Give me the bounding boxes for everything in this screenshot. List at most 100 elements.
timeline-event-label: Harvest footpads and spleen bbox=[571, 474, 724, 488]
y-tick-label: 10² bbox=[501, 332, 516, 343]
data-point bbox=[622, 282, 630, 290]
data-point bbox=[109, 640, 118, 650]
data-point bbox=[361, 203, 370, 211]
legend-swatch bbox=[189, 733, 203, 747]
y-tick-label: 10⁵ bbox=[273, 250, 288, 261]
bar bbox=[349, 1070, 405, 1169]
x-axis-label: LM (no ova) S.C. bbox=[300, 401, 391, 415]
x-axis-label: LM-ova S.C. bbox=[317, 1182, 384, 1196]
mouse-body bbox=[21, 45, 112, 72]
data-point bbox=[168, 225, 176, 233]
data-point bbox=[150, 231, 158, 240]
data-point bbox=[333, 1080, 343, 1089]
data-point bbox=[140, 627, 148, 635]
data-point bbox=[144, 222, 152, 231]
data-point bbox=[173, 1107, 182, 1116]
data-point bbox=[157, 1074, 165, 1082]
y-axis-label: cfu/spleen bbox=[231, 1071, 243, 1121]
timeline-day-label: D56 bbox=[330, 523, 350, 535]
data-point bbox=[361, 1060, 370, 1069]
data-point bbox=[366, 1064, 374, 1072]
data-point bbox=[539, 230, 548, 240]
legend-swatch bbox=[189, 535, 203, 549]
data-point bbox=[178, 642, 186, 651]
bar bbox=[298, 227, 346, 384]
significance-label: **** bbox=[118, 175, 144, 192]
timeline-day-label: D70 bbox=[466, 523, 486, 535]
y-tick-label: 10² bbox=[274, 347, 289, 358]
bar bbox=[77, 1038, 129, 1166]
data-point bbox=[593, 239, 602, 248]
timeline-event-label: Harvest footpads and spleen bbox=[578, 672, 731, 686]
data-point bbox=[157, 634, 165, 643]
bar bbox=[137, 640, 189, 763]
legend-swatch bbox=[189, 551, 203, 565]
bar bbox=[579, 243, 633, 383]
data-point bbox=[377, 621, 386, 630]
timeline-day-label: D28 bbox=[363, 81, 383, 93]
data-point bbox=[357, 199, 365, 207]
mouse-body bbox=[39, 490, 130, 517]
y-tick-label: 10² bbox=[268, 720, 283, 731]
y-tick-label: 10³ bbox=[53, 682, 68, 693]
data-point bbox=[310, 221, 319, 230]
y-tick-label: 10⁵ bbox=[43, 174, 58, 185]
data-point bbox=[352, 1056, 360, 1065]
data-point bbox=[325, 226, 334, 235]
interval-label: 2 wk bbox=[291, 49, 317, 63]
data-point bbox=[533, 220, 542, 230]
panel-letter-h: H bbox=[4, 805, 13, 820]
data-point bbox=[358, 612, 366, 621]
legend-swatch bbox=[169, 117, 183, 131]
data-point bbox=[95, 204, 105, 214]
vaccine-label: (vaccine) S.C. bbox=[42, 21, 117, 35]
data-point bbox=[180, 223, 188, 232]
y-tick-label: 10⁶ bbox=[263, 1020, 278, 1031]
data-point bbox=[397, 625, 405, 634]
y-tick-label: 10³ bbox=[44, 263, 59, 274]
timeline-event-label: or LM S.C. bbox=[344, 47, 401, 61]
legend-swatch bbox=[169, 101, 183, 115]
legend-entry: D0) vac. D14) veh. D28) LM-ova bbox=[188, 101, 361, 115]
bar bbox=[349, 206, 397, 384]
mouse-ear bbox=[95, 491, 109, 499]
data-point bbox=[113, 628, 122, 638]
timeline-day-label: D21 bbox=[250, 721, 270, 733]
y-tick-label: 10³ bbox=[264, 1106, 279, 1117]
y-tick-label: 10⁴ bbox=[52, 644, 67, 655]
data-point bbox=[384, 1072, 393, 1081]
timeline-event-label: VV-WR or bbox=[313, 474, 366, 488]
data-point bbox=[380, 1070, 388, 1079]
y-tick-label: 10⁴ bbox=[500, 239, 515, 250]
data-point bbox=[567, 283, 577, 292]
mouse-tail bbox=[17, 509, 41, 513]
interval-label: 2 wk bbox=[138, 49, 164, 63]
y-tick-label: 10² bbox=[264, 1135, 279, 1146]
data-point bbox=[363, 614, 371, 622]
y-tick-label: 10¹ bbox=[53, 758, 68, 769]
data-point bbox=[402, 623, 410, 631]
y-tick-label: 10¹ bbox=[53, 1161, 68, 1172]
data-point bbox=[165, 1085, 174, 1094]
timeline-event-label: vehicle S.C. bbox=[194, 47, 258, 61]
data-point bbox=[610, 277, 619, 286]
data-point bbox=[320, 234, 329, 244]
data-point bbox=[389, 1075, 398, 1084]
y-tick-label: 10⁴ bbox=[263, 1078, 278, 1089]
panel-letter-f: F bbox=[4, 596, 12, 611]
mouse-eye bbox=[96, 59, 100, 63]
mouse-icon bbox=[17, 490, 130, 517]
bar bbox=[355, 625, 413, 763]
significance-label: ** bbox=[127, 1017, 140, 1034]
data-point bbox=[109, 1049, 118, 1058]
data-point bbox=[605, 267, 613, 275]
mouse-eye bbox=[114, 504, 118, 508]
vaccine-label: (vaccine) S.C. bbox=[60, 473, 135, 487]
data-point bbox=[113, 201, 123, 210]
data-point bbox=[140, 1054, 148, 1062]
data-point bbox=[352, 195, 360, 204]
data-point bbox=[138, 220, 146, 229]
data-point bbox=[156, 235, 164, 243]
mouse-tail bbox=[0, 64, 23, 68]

========

◆ Exercise requirements ◆
Convert every line of the data above into a JSON list of strings, with one string per line and blank lines omitted.

◆ Result below ◆
[
  "Give me the bounding boxes for everything in this screenshot. List at most 100 elements.",
  "timeline-event-label: Harvest footpads and spleen bbox=[571, 474, 724, 488]",
  "y-tick-label: 10² bbox=[501, 332, 516, 343]",
  "data-point bbox=[622, 282, 630, 290]",
  "data-point bbox=[109, 640, 118, 650]",
  "data-point bbox=[361, 203, 370, 211]",
  "legend-swatch bbox=[189, 733, 203, 747]",
  "y-tick-label: 10⁵ bbox=[273, 250, 288, 261]",
  "bar bbox=[349, 1070, 405, 1169]",
  "x-axis-label: LM (no ova) S.C. bbox=[300, 401, 391, 415]",
  "x-axis-label: LM-ova S.C. bbox=[317, 1182, 384, 1196]",
  "mouse-body bbox=[21, 45, 112, 72]",
  "data-point bbox=[168, 225, 176, 233]",
  "data-point bbox=[150, 231, 158, 240]",
  "data-point bbox=[333, 1080, 343, 1089]",
  "data-point bbox=[140, 627, 148, 635]",
  "data-point bbox=[144, 222, 152, 231]",
  "data-point bbox=[173, 1107, 182, 1116]",
  "data-point bbox=[157, 1074, 165, 1082]",
  "y-axis-label: cfu/spleen bbox=[231, 1071, 243, 1121]",
  "timeline-day-label: D56 bbox=[330, 523, 350, 535]",
  "data-point bbox=[361, 1060, 370, 1069]",
  "data-point bbox=[366, 1064, 374, 1072]",
  "data-point bbox=[539, 230, 548, 240]",
  "legend-swatch bbox=[189, 535, 203, 549]",
  "data-point bbox=[178, 642, 186, 651]",
  "bar bbox=[298, 227, 346, 384]",
  "significance-label: **** bbox=[118, 175, 144, 192]",
  "timeline-day-label: D70 bbox=[466, 523, 486, 535]",
  "y-tick-label: 10² bbox=[274, 347, 289, 358]",
  "bar bbox=[77, 1038, 129, 1166]",
  "data-point bbox=[593, 239, 602, 248]",
  "timeline-event-label: Harvest footpads and spleen bbox=[578, 672, 731, 686]",
  "data-point bbox=[157, 634, 165, 643]",
  "bar bbox=[137, 640, 189, 763]",
  "legend-swatch bbox=[189, 551, 203, 565]",
  "bar bbox=[579, 243, 633, 383]",
  "data-point bbox=[377, 621, 386, 630]",
  "timeline-day-label: D28 bbox=[363, 81, 383, 93]",
  "data-point bbox=[357, 199, 365, 207]",
  "mouse-body bbox=[39, 490, 130, 517]",
  "y-tick-label: 10² bbox=[268, 720, 283, 731]",
  "y-tick-label: 10³ bbox=[53, 682, 68, 693]",
  "data-point bbox=[310, 221, 319, 230]",
  "y-tick-label: 10⁵ bbox=[43, 174, 58, 185]",
  "data-point bbox=[352, 1056, 360, 1065]",
  "data-point bbox=[325, 226, 334, 235]",
  "interval-label: 2 wk bbox=[291, 49, 317, 63]",
  "data-point bbox=[533, 220, 542, 230]",
  "panel-letter-h: H bbox=[4, 805, 13, 820]",
  "data-point bbox=[358, 612, 366, 621]",
  "legend-swatch bbox=[169, 117, 183, 131]",
  "data-point bbox=[95, 204, 105, 214]",
  "vaccine-label: (vaccine) S.C. bbox=[42, 21, 117, 35]",
  "data-point bbox=[180, 223, 188, 232]",
  "y-tick-label: 10⁶ bbox=[263, 1020, 278, 1031]",
  "data-point bbox=[397, 625, 405, 634]",
  "y-tick-label: 10³ bbox=[44, 263, 59, 274]",
  "timeline-event-label: or LM S.C. bbox=[344, 47, 401, 61]",
  "legend-swatch bbox=[169, 101, 183, 115]",
  "legend-entry: D0) vac. D14) veh. D28) LM-ova bbox=[188, 101, 361, 115]",
  "bar bbox=[349, 206, 397, 384]",
  "mouse-ear bbox=[95, 491, 109, 499]",
  "data-point bbox=[113, 628, 122, 638]",
  "timeline-day-label: D21 bbox=[250, 721, 270, 733]",
  "y-tick-label: 10³ bbox=[264, 1106, 279, 1117]",
  "y-tick-label: 10⁴ bbox=[52, 644, 67, 655]",
  "data-point bbox=[384, 1072, 393, 1081]",
  "timeline-event-label: VV-WR or bbox=[313, 474, 366, 488]",
  "data-point bbox=[380, 1070, 388, 1079]",
  "y-tick-label: 10⁴ bbox=[500, 239, 515, 250]",
  "data-point bbox=[567, 283, 577, 292]",
  "mouse-tail bbox=[17, 509, 41, 513]",
  "interval-label: 2 wk bbox=[138, 49, 164, 63]",
  "y-tick-label: 10² bbox=[264, 1135, 279, 1146]",
  "data-point bbox=[363, 614, 371, 622]",
  "y-tick-label: 10¹ bbox=[53, 758, 68, 769]",
  "data-point bbox=[402, 623, 410, 631]",
  "y-tick-label: 10¹ bbox=[53, 1161, 68, 1172]",
  "data-point bbox=[165, 1085, 174, 1094]",
  "timeline-event-label: vehicle S.C. bbox=[194, 47, 258, 61]",
  "data-point bbox=[610, 277, 619, 286]",
  "data-point bbox=[320, 234, 329, 244]",
  "data-point bbox=[389, 1075, 398, 1084]",
  "y-tick-label: 10⁴ bbox=[263, 1078, 278, 1089]",
  "panel-letter-f: F bbox=[4, 596, 12, 611]",
  "mouse-eye bbox=[96, 59, 100, 63]",
  "mouse-icon bbox=[17, 490, 130, 517]",
  "bar bbox=[355, 625, 413, 763]",
  "significance-label: ** bbox=[127, 1017, 140, 1034]",
  "data-point bbox=[109, 1049, 118, 1058]",
  "data-point bbox=[605, 267, 613, 275]",
  "mouse-eye bbox=[114, 504, 118, 508]",
  "vaccine-label: (vaccine) S.C. bbox=[60, 473, 135, 487]",
  "data-point bbox=[113, 201, 123, 210]",
  "data-point bbox=[140, 1054, 148, 1062]",
  "data-point bbox=[352, 195, 360, 204]",
  "data-point bbox=[138, 220, 146, 229]",
  "data-point bbox=[156, 235, 164, 243]",
  "mouse-tail bbox=[0, 64, 23, 68]"
]